Page extract:
──────────────────────────────

The MRE micropump was able to be actuated by a number of rotating magnets, as shown in Figure 1a and Video S1. Six cylindrical neodymium magnets (10 mm diameter and 7 mm thickness) were placed in the holes on a polymethylmethacrylate (PMMA) circular holder (50 mm diameter and 6 mm thickness). A low-carbon steel sheet (15 mm diameter and 2 mm thickness) was attached to the bottom of the holes to hold the magnets. The measured magnetic field intensity on the top of a magnet was ~350 mT. The magnet holder was rotated by a DC motor (12 V input voltage) equipped with a reduction gearbox. The speed of rotation was controlled using a PWM controller. In addition to this, a LED backlight and a portable microscope or camera comprise the analysis and detection module. An 8:1 transmission gear set and a DC motor on the top of the chip establish the controllable valve system, covered in detail in the following section. An Arduino microcontroller attached with a H-bridge shield for motor controlling, a RGB colour sensor for positioning and four switch buttons for manual input make up the control module. The entire system was assembled on a PMMA frame to establish a miniaturised and integrated platform (Figure 1a inset). The platform has a square base, with sides of 13.5 cm length and a height of 16.5 cm. The total weight of the platform is less than 1 kg. The controller platform could be further reduced in size by replacing driving components and optimising inner structures in a future study, which would further improve its portability. The actual image of the completed self-contained system is shown in Figure 1b, in which MRE microactuators such as pumps and mixers can be placed in a modular chip and actuated on the top of the system; most importantly, the microfluidic chips can be readily integrated with this platform, enabling a versatile modular platform for a wide range of applications. A detailed investigation into the MRE microactuators and integrated platform is provided in the following sections.

3.1. Micropump

In previous work, MRE-based microactuators including a pump and mixer for microfluidic applications were developed [19]. The cross-sectional schematic shown in Figure 2a depicts the working mechanism of a MRE micropump. The pump chamber is deformed upon exposure to a nonuniform external magnetic field provided by a permanent magnet. This induces a temporary collapse of part of the chamber. The collapsed MRE is able to ‘push’ liquid from the inlet towards the outlet as the magnet moves along the chamber, causing pumping similar to a peristaltic pump. This process was repeated continuously in order to achieve a continuous pumping of liquid.

──────────────────────────────

[Visual layout annotation data]
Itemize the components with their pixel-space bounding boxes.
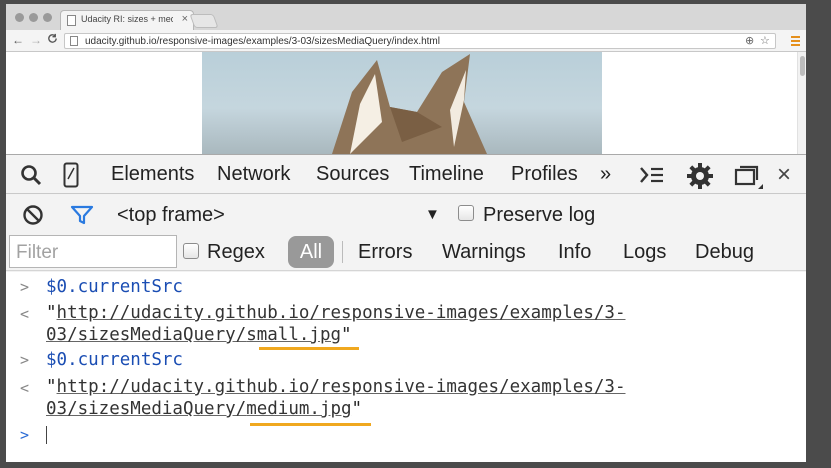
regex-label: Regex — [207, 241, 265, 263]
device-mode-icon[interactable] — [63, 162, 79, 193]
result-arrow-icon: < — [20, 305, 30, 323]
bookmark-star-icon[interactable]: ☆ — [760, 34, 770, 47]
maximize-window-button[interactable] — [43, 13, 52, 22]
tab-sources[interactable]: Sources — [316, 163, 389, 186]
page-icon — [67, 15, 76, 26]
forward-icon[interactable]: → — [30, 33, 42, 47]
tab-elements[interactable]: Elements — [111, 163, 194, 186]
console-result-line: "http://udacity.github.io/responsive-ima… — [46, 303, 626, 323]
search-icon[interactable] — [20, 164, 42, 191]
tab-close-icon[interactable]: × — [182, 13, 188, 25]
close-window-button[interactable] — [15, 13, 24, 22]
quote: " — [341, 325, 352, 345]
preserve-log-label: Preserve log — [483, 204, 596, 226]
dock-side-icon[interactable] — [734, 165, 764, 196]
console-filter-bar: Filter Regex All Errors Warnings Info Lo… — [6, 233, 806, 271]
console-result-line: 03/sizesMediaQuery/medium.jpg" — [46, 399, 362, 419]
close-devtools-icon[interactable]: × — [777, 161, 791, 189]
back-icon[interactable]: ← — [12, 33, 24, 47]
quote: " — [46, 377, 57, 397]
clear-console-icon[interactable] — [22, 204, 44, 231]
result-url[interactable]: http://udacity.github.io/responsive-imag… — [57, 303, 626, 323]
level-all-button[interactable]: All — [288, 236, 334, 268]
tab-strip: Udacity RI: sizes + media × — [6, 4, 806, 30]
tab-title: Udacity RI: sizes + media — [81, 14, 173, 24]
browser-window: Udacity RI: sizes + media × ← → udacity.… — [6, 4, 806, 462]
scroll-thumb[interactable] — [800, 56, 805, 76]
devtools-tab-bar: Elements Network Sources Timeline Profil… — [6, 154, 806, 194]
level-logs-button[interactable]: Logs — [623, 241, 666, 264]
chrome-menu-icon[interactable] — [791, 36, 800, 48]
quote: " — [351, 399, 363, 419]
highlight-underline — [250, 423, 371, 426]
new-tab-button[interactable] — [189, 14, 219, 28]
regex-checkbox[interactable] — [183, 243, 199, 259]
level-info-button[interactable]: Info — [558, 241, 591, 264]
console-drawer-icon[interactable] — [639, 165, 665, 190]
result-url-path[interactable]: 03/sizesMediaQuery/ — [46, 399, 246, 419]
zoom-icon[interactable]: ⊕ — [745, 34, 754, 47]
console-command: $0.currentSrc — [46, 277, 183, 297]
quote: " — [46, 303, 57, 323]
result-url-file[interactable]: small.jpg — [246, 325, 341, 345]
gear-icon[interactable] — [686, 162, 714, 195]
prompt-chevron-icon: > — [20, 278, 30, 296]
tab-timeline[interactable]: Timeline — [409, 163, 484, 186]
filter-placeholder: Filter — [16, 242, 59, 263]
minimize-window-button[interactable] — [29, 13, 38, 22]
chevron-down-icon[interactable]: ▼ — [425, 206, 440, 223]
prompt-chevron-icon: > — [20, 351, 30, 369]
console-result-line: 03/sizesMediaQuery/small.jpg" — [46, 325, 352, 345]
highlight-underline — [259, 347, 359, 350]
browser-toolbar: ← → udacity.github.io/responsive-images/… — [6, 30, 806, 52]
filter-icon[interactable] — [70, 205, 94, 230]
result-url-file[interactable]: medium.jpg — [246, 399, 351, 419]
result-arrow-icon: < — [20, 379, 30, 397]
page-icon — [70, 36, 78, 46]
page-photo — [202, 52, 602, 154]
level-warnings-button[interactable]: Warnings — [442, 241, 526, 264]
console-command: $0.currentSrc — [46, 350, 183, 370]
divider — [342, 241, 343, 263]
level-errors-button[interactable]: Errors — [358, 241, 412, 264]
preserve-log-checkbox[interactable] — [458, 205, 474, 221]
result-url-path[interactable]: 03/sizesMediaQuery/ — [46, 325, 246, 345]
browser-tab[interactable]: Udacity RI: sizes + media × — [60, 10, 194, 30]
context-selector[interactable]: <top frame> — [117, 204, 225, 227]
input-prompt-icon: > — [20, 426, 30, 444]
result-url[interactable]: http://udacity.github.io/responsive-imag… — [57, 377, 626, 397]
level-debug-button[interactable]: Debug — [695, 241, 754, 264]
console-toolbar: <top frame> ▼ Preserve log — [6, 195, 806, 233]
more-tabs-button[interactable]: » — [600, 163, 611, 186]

──────────────────────────────

Problems to solve:
1: Output the part of the micropump text from "3.1. Micropump" to "pumping of liquid.", word for word.
2: Answer these questions using the micropump text:
(a) How many cylindrical neodymium magnets were placed in the holder?
(b) What was used to control the speed of rotation?
(c) What kind of pump does the MRE micropump's pumping resemble?
3: Please list every component that the micropump text says makes up the control module.

Answers below:
1:
3.1. Micropump

In previous work, MRE-based microactuators including a pump and mixer for microfluidic applications were developed [19]. The cross-sectional schematic shown in Figure 2a depicts the working mechanism of a MRE micropump. The pump chamber is deformed upon exposure to a nonuniform external magnetic field provided by a permanent magnet. This induces a temporary collapse of part of the chamber. The collapsed MRE is able to ‘push’ liquid from the inlet towards the outlet as the magnet moves along the chamber, causing pumping similar to a peristaltic pump. This process was repeated continuously in order to achieve a continuous pumping of liquid.

2:
(a) Six
(b) A PWM controller
(c) A peristaltic pump

3:
- An Arduino microcontroller
- An H-bridge shield for motor control
- An RGB colour sensor for positioning
- Four switch buttons for manual input